== WHAT YOU NEED TO DO ==
Repeat every line of the listing below exactly, minus the pictures.

— start MATERIAL FOR THE TASK —

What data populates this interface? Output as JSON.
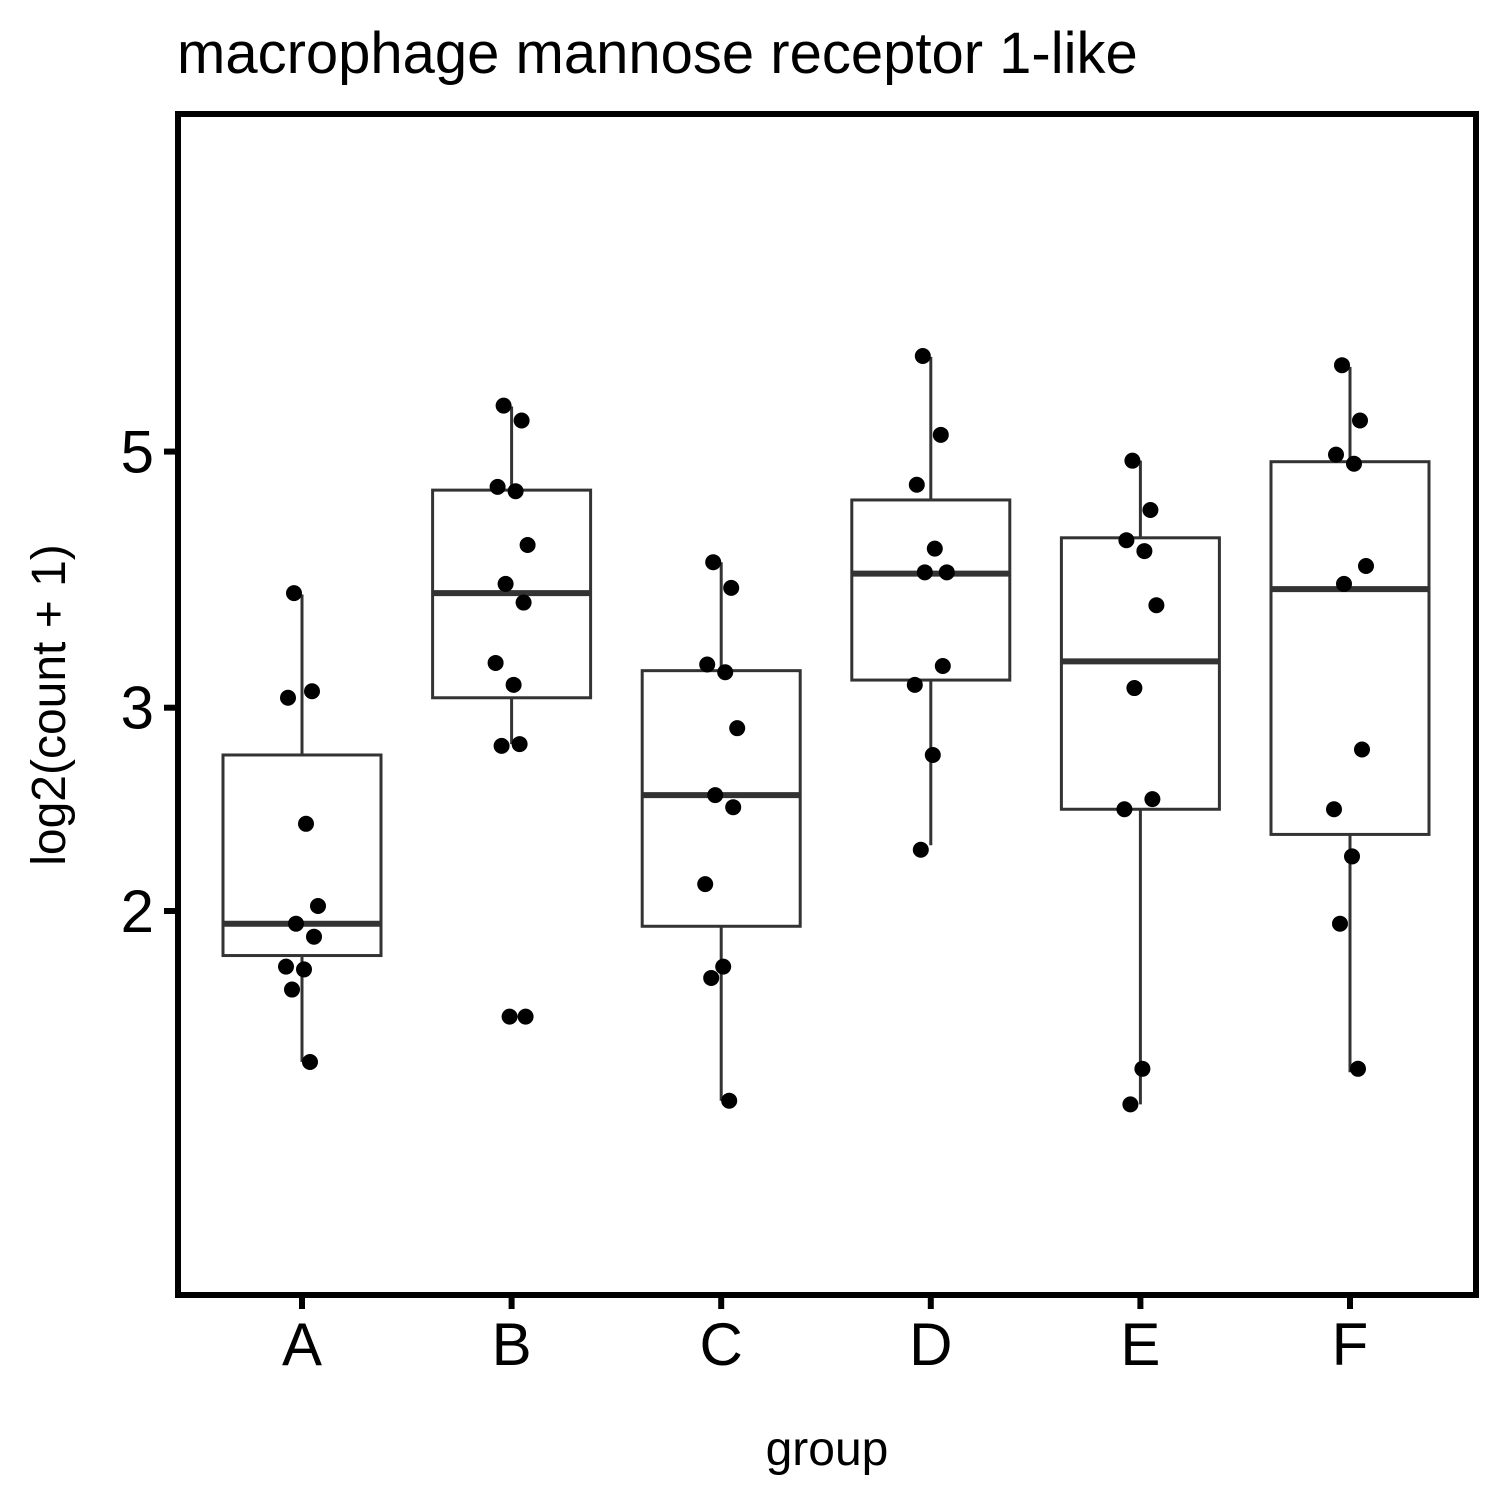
{
  "chart_data": {
    "type": "box",
    "title": "macrophage mannose receptor 1-like",
    "xlabel": "group",
    "ylabel": "log2(count + 1)",
    "y_scale": "log",
    "ylim": [
      1.27,
      6.4
    ],
    "y_ticks": [
      2,
      3,
      5
    ],
    "y_tick_labels": [
      "2",
      "3",
      "5"
    ],
    "categories": [
      "A",
      "B",
      "C",
      "D",
      "E",
      "F"
    ],
    "grid": false,
    "legend": "none",
    "colors": {
      "box_stroke": "#333333",
      "point": "#000000",
      "axis": "#000000"
    },
    "boxes": [
      {
        "group": "A",
        "whisker_low": 1.48,
        "q1": 1.83,
        "median": 1.95,
        "q3": 2.73,
        "whisker_high": 3.76
      },
      {
        "group": "B",
        "whisker_low": 2.79,
        "q1": 3.06,
        "median": 3.77,
        "q3": 4.63,
        "whisker_high": 5.47
      },
      {
        "group": "C",
        "whisker_low": 1.37,
        "q1": 1.94,
        "median": 2.52,
        "q3": 3.23,
        "whisker_high": 4.01
      },
      {
        "group": "D",
        "whisker_low": 2.28,
        "q1": 3.17,
        "median": 3.92,
        "q3": 4.54,
        "whisker_high": 6.04
      },
      {
        "group": "E",
        "whisker_low": 1.36,
        "q1": 2.45,
        "median": 3.29,
        "q3": 4.21,
        "whisker_high": 4.91
      },
      {
        "group": "F",
        "whisker_low": 1.45,
        "q1": 2.33,
        "median": 3.8,
        "q3": 4.9,
        "whisker_high": 5.92
      }
    ],
    "points": [
      {
        "group": "A",
        "y": [
          3.77,
          3.1,
          3.06,
          2.38,
          2.02,
          1.95,
          1.9,
          1.79,
          1.78,
          1.71,
          1.48
        ]
      },
      {
        "group": "B",
        "y": [
          5.48,
          5.32,
          4.66,
          4.62,
          4.15,
          3.84,
          3.7,
          3.28,
          3.14,
          2.78,
          2.79,
          1.62,
          1.62
        ]
      },
      {
        "group": "C",
        "y": [
          4.01,
          3.81,
          3.27,
          3.22,
          2.88,
          2.52,
          2.46,
          2.11,
          1.79,
          1.75,
          1.37
        ]
      },
      {
        "group": "D",
        "y": [
          6.05,
          5.17,
          4.68,
          4.12,
          3.93,
          3.93,
          3.26,
          3.14,
          2.73,
          2.26
        ]
      },
      {
        "group": "E",
        "y": [
          4.91,
          4.45,
          4.19,
          4.1,
          3.68,
          3.12,
          2.5,
          2.45,
          1.46,
          1.36
        ]
      },
      {
        "group": "F",
        "y": [
          5.94,
          5.32,
          4.97,
          4.88,
          3.98,
          3.84,
          2.76,
          2.45,
          2.23,
          1.95,
          1.46
        ]
      }
    ]
  }
}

— end MATERIAL FOR THE TASK —

== FINISHED EXERCISE ==
What data populates this interface? Output as JSON.
{
  "chart_data": {
    "type": "box",
    "title": "macrophage mannose receptor 1-like",
    "xlabel": "group",
    "ylabel": "log2(count + 1)",
    "y_scale": "log",
    "ylim": [
      1.27,
      6.4
    ],
    "y_ticks": [
      2,
      3,
      5
    ],
    "y_tick_labels": [
      "2",
      "3",
      "5"
    ],
    "categories": [
      "A",
      "B",
      "C",
      "D",
      "E",
      "F"
    ],
    "grid": false,
    "legend": "none",
    "colors": {
      "box_stroke": "#333333",
      "point": "#000000",
      "axis": "#000000"
    },
    "boxes": [
      {
        "group": "A",
        "whisker_low": 1.48,
        "q1": 1.83,
        "median": 1.95,
        "q3": 2.73,
        "whisker_high": 3.76
      },
      {
        "group": "B",
        "whisker_low": 2.79,
        "q1": 3.06,
        "median": 3.77,
        "q3": 4.63,
        "whisker_high": 5.47
      },
      {
        "group": "C",
        "whisker_low": 1.37,
        "q1": 1.94,
        "median": 2.52,
        "q3": 3.23,
        "whisker_high": 4.01
      },
      {
        "group": "D",
        "whisker_low": 2.28,
        "q1": 3.17,
        "median": 3.92,
        "q3": 4.54,
        "whisker_high": 6.04
      },
      {
        "group": "E",
        "whisker_low": 1.36,
        "q1": 2.45,
        "median": 3.29,
        "q3": 4.21,
        "whisker_high": 4.91
      },
      {
        "group": "F",
        "whisker_low": 1.45,
        "q1": 2.33,
        "median": 3.8,
        "q3": 4.9,
        "whisker_high": 5.92
      }
    ],
    "points": [
      {
        "group": "A",
        "y": [
          3.77,
          3.1,
          3.06,
          2.38,
          2.02,
          1.95,
          1.9,
          1.79,
          1.78,
          1.71,
          1.48
        ]
      },
      {
        "group": "B",
        "y": [
          5.48,
          5.32,
          4.66,
          4.62,
          4.15,
          3.84,
          3.7,
          3.28,
          3.14,
          2.78,
          2.79,
          1.62,
          1.62
        ]
      },
      {
        "group": "C",
        "y": [
          4.01,
          3.81,
          3.27,
          3.22,
          2.88,
          2.52,
          2.46,
          2.11,
          1.79,
          1.75,
          1.37
        ]
      },
      {
        "group": "D",
        "y": [
          6.05,
          5.17,
          4.68,
          4.12,
          3.93,
          3.93,
          3.26,
          3.14,
          2.73,
          2.26
        ]
      },
      {
        "group": "E",
        "y": [
          4.91,
          4.45,
          4.19,
          4.1,
          3.68,
          3.12,
          2.5,
          2.45,
          1.46,
          1.36
        ]
      },
      {
        "group": "F",
        "y": [
          5.94,
          5.32,
          4.97,
          4.88,
          3.98,
          3.84,
          2.76,
          2.45,
          2.23,
          1.95,
          1.46
        ]
      }
    ]
  }
}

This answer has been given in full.